[EXERCISE GOAL] Take the listing and print it in full, exactly as given.

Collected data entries

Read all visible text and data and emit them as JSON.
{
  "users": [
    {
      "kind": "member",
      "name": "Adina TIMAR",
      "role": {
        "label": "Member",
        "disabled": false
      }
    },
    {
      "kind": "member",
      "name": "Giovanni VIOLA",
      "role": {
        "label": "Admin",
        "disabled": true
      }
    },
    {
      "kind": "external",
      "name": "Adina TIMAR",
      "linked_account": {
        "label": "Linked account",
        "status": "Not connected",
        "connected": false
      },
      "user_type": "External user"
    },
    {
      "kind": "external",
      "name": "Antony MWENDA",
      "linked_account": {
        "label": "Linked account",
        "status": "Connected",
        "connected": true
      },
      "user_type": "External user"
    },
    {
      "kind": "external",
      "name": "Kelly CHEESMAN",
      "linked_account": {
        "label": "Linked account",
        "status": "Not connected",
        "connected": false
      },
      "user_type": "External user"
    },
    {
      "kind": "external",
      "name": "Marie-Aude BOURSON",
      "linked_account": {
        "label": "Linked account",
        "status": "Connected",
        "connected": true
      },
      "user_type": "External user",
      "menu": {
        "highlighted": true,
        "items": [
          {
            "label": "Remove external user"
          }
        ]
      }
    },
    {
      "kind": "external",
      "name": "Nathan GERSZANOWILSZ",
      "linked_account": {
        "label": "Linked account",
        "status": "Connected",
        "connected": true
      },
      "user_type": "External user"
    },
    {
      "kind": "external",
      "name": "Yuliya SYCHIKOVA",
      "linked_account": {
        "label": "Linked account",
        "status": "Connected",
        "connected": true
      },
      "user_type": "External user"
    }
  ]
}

[SOLUTION]
Read all visible text and data and emit them as JSON.
{
  "users": [
    {
      "kind": "member",
      "name": "Adina TIMAR",
      "role": {
        "label": "Member",
        "disabled": false
      }
    },
    {
      "kind": "member",
      "name": "Giovanni VIOLA",
      "role": {
        "label": "Admin",
        "disabled": true
      }
    },
    {
      "kind": "external",
      "name": "Adina TIMAR",
      "linked_account": {
        "label": "Linked account",
        "status": "Not connected",
        "connected": false
      },
      "user_type": "External user"
    },
    {
      "kind": "external",
      "name": "Antony MWENDA",
      "linked_account": {
        "label": "Linked account",
        "status": "Connected",
        "connected": true
      },
      "user_type": "External user"
    },
    {
      "kind": "external",
      "name": "Kelly CHEESMAN",
      "linked_account": {
        "label": "Linked account",
        "status": "Not connected",
        "connected": false
      },
      "user_type": "External user"
    },
    {
      "kind": "external",
      "name": "Marie-Aude BOURSON",
      "linked_account": {
        "label": "Linked account",
        "status": "Connected",
        "connected": true
      },
      "user_type": "External user",
      "menu": {
        "highlighted": true,
        "items": [
          {
            "label": "Remove external user"
          }
        ]
      }
    },
    {
      "kind": "external",
      "name": "Nathan GERSZANOWILSZ",
      "linked_account": {
        "label": "Linked account",
        "status": "Connected",
        "connected": true
      },
      "user_type": "External user"
    },
    {
      "kind": "external",
      "name": "Yuliya SYCHIKOVA",
      "linked_account": {
        "label": "Linked account",
        "status": "Connected",
        "connected": true
      },
      "user_type": "External user"
    }
  ]
}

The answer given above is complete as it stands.